▸ To be done: Look through the data and write out every line with the word "user" in it.

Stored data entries
━━━

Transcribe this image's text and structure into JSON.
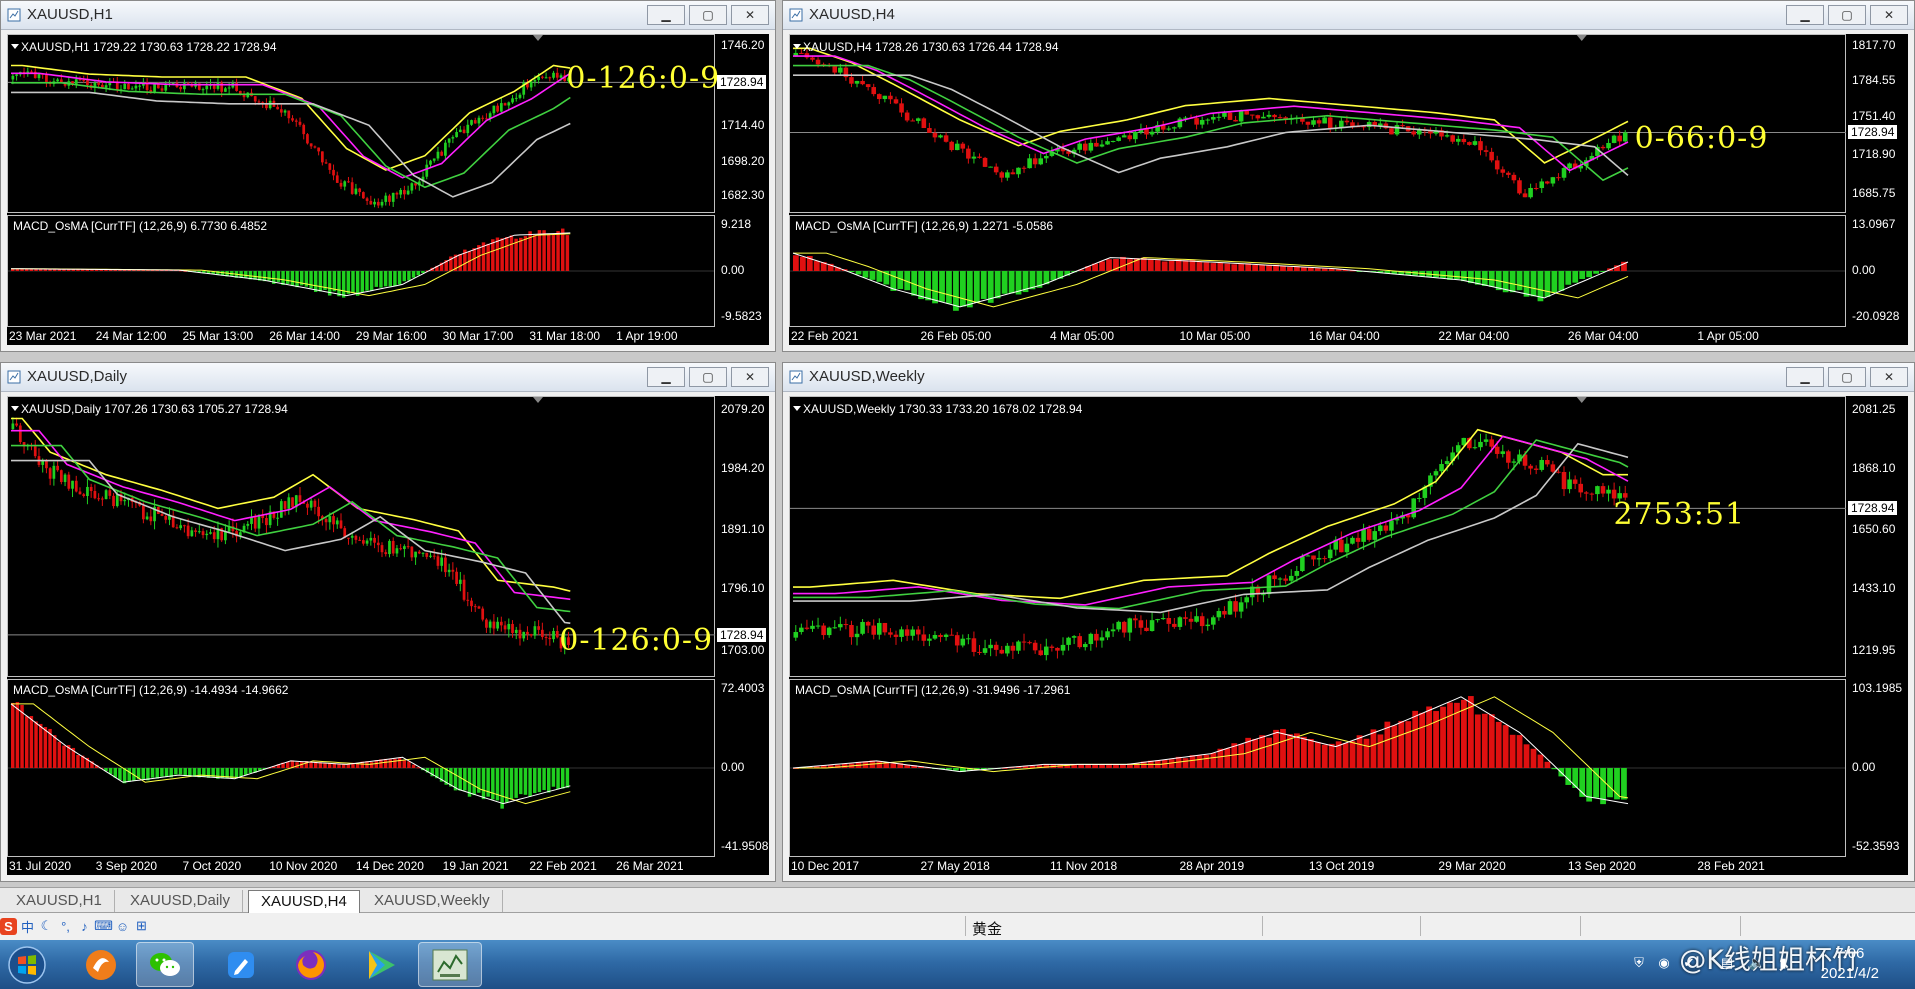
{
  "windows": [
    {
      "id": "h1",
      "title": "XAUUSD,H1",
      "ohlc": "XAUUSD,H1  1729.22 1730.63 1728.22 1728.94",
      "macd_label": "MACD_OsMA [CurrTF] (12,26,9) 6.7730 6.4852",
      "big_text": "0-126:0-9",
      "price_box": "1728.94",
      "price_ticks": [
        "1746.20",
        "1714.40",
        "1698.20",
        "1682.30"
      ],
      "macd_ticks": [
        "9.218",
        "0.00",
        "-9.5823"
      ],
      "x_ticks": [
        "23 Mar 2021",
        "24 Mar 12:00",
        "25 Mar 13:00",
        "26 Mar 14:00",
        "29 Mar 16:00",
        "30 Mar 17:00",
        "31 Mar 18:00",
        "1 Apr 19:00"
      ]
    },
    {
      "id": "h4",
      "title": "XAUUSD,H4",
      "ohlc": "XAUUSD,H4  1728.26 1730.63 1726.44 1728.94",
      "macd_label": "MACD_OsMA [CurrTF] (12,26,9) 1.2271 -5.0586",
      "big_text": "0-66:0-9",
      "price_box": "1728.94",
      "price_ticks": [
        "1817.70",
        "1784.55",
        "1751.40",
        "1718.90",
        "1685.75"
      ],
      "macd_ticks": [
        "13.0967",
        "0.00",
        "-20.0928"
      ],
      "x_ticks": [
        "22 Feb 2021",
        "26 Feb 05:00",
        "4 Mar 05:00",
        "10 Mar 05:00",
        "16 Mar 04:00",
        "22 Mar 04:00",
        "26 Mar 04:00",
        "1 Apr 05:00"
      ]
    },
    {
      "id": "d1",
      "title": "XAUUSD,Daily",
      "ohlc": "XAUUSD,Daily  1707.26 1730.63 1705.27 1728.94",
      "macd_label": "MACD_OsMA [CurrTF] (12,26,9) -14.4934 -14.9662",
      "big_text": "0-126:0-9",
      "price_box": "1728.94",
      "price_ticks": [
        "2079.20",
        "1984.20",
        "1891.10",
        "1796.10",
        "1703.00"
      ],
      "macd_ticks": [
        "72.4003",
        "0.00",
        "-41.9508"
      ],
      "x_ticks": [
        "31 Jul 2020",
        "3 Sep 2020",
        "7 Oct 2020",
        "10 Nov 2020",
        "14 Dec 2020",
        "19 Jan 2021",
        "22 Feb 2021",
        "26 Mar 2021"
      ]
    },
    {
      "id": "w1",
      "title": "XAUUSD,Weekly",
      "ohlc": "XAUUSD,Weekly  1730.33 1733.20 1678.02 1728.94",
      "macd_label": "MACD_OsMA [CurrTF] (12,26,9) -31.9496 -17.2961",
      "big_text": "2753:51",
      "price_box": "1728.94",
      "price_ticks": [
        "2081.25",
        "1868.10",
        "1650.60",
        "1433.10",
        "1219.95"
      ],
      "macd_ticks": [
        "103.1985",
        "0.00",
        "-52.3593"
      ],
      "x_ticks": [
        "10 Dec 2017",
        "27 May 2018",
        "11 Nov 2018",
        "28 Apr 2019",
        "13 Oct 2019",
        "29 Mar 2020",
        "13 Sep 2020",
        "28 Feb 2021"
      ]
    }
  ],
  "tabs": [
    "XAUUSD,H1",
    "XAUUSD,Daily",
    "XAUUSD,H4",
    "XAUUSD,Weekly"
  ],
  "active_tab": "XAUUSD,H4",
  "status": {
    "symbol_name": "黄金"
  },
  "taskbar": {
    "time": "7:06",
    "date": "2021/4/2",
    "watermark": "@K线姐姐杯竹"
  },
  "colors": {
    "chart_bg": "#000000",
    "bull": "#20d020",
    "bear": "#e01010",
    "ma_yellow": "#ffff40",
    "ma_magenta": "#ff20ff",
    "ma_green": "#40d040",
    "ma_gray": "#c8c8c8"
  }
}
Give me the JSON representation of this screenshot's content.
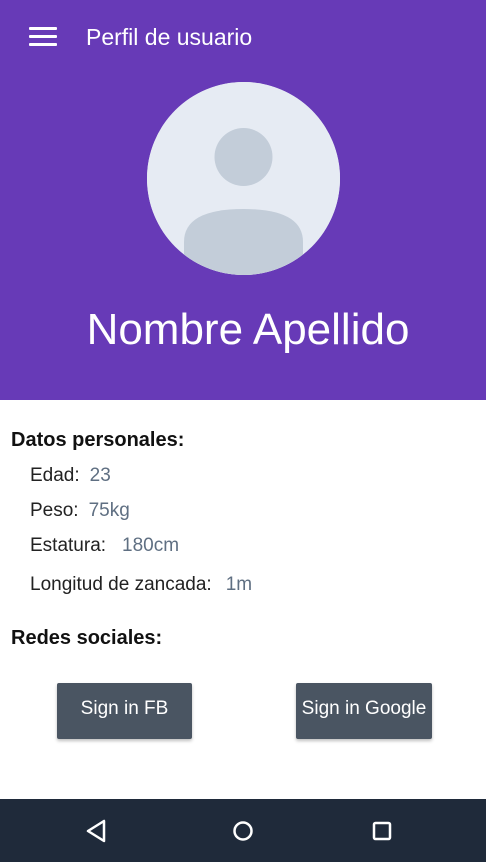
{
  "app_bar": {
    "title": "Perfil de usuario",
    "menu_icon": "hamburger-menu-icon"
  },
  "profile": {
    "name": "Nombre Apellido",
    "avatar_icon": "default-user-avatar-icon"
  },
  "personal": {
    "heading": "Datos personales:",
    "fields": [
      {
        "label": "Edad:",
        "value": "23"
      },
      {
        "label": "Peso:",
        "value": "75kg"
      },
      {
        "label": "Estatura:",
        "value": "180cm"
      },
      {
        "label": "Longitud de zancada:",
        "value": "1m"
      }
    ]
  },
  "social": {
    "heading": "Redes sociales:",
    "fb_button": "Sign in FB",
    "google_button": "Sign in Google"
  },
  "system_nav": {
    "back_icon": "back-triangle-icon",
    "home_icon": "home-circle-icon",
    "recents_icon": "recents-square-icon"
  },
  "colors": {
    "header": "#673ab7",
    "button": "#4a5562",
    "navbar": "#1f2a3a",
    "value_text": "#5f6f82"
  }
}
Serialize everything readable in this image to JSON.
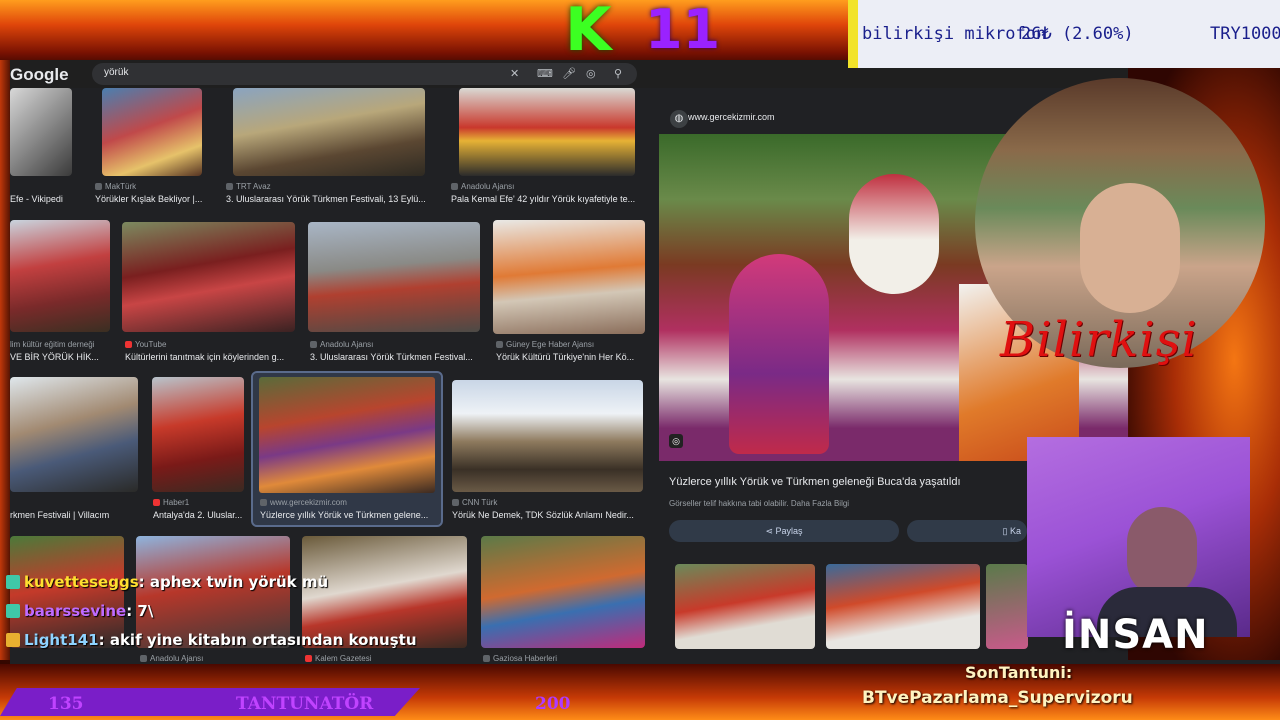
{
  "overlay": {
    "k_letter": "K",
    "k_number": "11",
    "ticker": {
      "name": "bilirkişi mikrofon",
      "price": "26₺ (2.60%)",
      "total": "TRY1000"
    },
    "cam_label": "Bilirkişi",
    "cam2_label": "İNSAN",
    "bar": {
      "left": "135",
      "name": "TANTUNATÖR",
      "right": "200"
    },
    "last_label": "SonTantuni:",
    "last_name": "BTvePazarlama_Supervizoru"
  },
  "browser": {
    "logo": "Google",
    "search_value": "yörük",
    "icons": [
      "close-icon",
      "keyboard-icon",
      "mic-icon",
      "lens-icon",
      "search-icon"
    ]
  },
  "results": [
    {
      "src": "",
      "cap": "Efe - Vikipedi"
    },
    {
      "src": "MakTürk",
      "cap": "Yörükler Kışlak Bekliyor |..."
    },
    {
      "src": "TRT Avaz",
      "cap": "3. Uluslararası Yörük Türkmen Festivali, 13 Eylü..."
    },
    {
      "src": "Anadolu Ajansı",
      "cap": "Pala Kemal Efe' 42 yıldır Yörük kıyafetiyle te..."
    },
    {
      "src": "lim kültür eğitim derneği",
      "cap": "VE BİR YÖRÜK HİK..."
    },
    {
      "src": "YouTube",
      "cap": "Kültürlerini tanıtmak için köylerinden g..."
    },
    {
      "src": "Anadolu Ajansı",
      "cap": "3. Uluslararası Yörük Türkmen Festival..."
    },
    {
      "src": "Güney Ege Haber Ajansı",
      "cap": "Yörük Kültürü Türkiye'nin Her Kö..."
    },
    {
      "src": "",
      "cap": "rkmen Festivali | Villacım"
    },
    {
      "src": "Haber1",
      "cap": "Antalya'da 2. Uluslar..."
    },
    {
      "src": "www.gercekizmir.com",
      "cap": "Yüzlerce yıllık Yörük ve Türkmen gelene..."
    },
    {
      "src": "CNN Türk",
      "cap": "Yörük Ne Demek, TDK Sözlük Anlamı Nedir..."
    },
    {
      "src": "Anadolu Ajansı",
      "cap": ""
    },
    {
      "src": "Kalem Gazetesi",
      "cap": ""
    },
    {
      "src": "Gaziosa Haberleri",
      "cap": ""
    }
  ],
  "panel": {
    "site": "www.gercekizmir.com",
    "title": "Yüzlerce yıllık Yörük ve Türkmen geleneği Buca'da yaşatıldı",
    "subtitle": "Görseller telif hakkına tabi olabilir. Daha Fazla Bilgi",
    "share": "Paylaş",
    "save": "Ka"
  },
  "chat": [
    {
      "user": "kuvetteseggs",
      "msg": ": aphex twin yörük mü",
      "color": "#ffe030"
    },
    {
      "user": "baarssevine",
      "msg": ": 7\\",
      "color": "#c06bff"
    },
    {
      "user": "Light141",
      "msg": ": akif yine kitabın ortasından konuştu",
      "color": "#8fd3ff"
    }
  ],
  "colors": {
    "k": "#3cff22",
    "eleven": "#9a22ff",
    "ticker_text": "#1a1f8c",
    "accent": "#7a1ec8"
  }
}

━━━

▸ Solution:
    "avatar_icon": "default-user-avatar-icon"
      "user": "kuvetteseggs",
      "user": "baarssevine",
      "user": "Light141",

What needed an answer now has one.